* _OBJECTIVE_
Copy the entries below verbatim.

* _DATA ENTRIES_
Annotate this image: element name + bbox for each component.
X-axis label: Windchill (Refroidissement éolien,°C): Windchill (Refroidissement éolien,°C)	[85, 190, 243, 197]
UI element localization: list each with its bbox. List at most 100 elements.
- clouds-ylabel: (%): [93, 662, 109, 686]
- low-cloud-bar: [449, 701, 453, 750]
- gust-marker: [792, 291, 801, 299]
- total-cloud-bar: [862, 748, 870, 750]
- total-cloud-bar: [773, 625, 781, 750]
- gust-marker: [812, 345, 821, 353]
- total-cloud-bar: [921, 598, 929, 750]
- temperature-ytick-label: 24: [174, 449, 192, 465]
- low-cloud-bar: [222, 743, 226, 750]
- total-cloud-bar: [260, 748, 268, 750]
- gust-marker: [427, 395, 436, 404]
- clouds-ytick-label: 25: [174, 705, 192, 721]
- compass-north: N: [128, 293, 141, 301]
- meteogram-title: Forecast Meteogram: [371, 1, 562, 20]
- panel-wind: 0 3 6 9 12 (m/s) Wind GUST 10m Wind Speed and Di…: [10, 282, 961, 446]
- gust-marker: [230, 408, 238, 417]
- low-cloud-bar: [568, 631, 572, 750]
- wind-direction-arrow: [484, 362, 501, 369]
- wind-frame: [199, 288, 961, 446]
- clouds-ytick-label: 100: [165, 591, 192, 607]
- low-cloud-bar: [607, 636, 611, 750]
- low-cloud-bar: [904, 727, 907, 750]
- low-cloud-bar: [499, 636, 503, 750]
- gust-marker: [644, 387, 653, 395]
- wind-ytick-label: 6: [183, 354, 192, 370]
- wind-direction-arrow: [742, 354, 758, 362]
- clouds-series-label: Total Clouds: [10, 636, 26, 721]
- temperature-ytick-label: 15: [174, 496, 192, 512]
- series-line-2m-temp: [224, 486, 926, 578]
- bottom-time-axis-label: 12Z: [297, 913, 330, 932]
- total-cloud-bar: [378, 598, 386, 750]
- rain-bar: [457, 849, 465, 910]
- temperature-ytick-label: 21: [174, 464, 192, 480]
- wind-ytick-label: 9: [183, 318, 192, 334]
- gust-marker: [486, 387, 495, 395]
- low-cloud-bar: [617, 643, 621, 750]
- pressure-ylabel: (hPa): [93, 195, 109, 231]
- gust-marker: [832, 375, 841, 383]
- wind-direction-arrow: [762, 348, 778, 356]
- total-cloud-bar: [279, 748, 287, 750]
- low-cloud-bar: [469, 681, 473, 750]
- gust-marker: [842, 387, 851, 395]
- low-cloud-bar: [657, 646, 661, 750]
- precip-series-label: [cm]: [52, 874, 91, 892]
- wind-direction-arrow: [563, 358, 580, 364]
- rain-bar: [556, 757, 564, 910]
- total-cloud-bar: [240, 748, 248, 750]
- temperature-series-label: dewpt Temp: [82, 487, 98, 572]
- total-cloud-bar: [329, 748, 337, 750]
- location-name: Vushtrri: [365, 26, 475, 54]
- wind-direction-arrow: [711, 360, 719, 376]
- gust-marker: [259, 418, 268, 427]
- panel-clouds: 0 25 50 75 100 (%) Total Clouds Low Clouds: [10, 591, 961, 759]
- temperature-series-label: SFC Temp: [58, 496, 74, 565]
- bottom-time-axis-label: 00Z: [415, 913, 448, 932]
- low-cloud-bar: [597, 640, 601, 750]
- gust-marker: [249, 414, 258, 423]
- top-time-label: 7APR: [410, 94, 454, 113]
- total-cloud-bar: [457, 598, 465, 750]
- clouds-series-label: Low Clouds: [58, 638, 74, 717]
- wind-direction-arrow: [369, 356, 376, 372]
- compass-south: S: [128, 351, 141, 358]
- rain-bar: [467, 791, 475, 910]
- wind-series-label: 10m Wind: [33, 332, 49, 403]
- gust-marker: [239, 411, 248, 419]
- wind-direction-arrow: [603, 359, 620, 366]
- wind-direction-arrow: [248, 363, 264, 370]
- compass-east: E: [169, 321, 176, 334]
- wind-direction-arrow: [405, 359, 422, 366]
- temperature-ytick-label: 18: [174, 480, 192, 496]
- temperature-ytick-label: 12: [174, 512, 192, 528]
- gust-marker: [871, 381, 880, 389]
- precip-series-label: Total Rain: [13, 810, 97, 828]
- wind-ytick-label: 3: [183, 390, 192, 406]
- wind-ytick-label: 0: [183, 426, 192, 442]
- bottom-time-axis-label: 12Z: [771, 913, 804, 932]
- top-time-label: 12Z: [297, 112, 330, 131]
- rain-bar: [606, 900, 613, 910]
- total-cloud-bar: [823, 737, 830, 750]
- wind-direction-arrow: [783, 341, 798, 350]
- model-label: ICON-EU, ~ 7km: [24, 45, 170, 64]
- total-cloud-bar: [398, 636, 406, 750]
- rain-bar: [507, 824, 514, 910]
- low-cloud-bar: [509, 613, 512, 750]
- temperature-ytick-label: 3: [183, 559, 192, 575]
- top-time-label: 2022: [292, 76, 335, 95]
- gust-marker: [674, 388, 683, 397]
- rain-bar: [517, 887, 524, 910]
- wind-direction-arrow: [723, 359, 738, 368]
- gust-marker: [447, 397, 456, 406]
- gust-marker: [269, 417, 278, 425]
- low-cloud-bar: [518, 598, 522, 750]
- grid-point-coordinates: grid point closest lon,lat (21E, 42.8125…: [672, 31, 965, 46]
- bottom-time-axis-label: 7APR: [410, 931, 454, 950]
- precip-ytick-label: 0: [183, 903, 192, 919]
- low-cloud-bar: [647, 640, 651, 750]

* _FULL OUTPUT_
Annotate this image: element name + bbox for each component.
X-axis label: Windchill (Refroidissement éolien,°C): Windchill (Refroidissement éolien,°C)	[85, 190, 243, 197]
UI element localization: list each with its bbox. List at most 100 elements.
- clouds-ylabel: (%): [93, 662, 109, 686]
- low-cloud-bar: [449, 701, 453, 750]
- gust-marker: [792, 291, 801, 299]
- total-cloud-bar: [862, 748, 870, 750]
- total-cloud-bar: [773, 625, 781, 750]
- gust-marker: [812, 345, 821, 353]
- total-cloud-bar: [921, 598, 929, 750]
- temperature-ytick-label: 24: [174, 449, 192, 465]
- low-cloud-bar: [222, 743, 226, 750]
- total-cloud-bar: [260, 748, 268, 750]
- gust-marker: [427, 395, 436, 404]
- clouds-ytick-label: 25: [174, 705, 192, 721]
- compass-north: N: [128, 293, 141, 301]
- meteogram-title: Forecast Meteogram: [371, 1, 562, 20]
- panel-wind: 0 3 6 9 12 (m/s) Wind GUST 10m Wind Speed and Di…: [10, 282, 961, 446]
- gust-marker: [230, 408, 238, 417]
- low-cloud-bar: [568, 631, 572, 750]
- wind-direction-arrow: [484, 362, 501, 369]
- wind-frame: [199, 288, 961, 446]
- clouds-ytick-label: 100: [165, 591, 192, 607]
- low-cloud-bar: [607, 636, 611, 750]
- low-cloud-bar: [904, 727, 907, 750]
- low-cloud-bar: [499, 636, 503, 750]
- gust-marker: [644, 387, 653, 395]
- wind-ytick-label: 6: [183, 354, 192, 370]
- wind-direction-arrow: [742, 354, 758, 362]
- clouds-series-label: Total Clouds: [10, 636, 26, 721]
- temperature-ytick-label: 15: [174, 496, 192, 512]
- series-line-2m-temp: [224, 486, 926, 578]
- bottom-time-axis-label: 12Z: [297, 913, 330, 932]
- total-cloud-bar: [378, 598, 386, 750]
- rain-bar: [457, 849, 465, 910]
- temperature-ytick-label: 21: [174, 464, 192, 480]
- wind-ytick-label: 9: [183, 318, 192, 334]
- gust-marker: [486, 387, 495, 395]
- low-cloud-bar: [617, 643, 621, 750]
- pressure-ylabel: (hPa): [93, 195, 109, 231]
- gust-marker: [832, 375, 841, 383]
- wind-direction-arrow: [762, 348, 778, 356]
- total-cloud-bar: [279, 748, 287, 750]
- low-cloud-bar: [469, 681, 473, 750]
- gust-marker: [842, 387, 851, 395]
- low-cloud-bar: [657, 646, 661, 750]
- precip-series-label: [cm]: [52, 874, 91, 892]
- wind-direction-arrow: [563, 358, 580, 364]
- rain-bar: [556, 757, 564, 910]
- total-cloud-bar: [240, 748, 248, 750]
- temperature-series-label: dewpt Temp: [82, 487, 98, 572]
- total-cloud-bar: [329, 748, 337, 750]
- location-name: Vushtrri: [365, 26, 475, 54]
- wind-direction-arrow: [711, 360, 719, 376]
- gust-marker: [259, 418, 268, 427]
- panel-clouds: 0 25 50 75 100 (%) Total Clouds Low Clouds: [10, 591, 961, 759]
- temperature-series-label: SFC Temp: [58, 496, 74, 565]
- bottom-time-axis-label: 00Z: [415, 913, 448, 932]
- low-cloud-bar: [597, 640, 601, 750]
- gust-marker: [249, 414, 258, 423]
- top-time-label: 7APR: [410, 94, 454, 113]
- total-cloud-bar: [457, 598, 465, 750]
- clouds-series-label: Low Clouds: [58, 638, 74, 717]
- wind-direction-arrow: [369, 356, 376, 372]
- compass-south: S: [128, 351, 141, 358]
- rain-bar: [467, 791, 475, 910]
- wind-series-label: 10m Wind: [33, 332, 49, 403]
- gust-marker: [239, 411, 248, 419]
- wind-direction-arrow: [603, 359, 620, 366]
- wind-direction-arrow: [248, 363, 264, 370]
- compass-east: E: [169, 321, 176, 334]
- wind-direction-arrow: [405, 359, 422, 366]
- temperature-ytick-label: 18: [174, 480, 192, 496]
- temperature-ytick-label: 12: [174, 512, 192, 528]
- gust-marker: [871, 381, 880, 389]
- precip-series-label: Total Rain: [13, 810, 97, 828]
- wind-ytick-label: 3: [183, 390, 192, 406]
- wind-ytick-label: 0: [183, 426, 192, 442]
- bottom-time-axis-label: 12Z: [771, 913, 804, 932]
- top-time-label: 12Z: [297, 112, 330, 131]
- rain-bar: [606, 900, 613, 910]
- total-cloud-bar: [823, 737, 830, 750]
- wind-direction-arrow: [783, 341, 798, 350]
- model-label: ICON-EU, ~ 7km: [24, 45, 170, 64]
- total-cloud-bar: [398, 636, 406, 750]
- rain-bar: [507, 824, 514, 910]
- low-cloud-bar: [509, 613, 512, 750]
- temperature-ytick-label: 3: [183, 559, 192, 575]
- top-time-label: 2022: [292, 76, 335, 95]
- gust-marker: [674, 388, 683, 397]
- rain-bar: [517, 887, 524, 910]
- wind-direction-arrow: [723, 359, 738, 368]
- gust-marker: [447, 397, 456, 406]
- gust-marker: [269, 417, 278, 425]
- low-cloud-bar: [518, 598, 522, 750]
- grid-point-coordinates: grid point closest lon,lat (21E, 42.8125…: [672, 31, 965, 46]
- bottom-time-axis-label: 7APR: [410, 931, 454, 950]
- precip-ytick-label: 0: [183, 903, 192, 919]
- low-cloud-bar: [647, 640, 651, 750]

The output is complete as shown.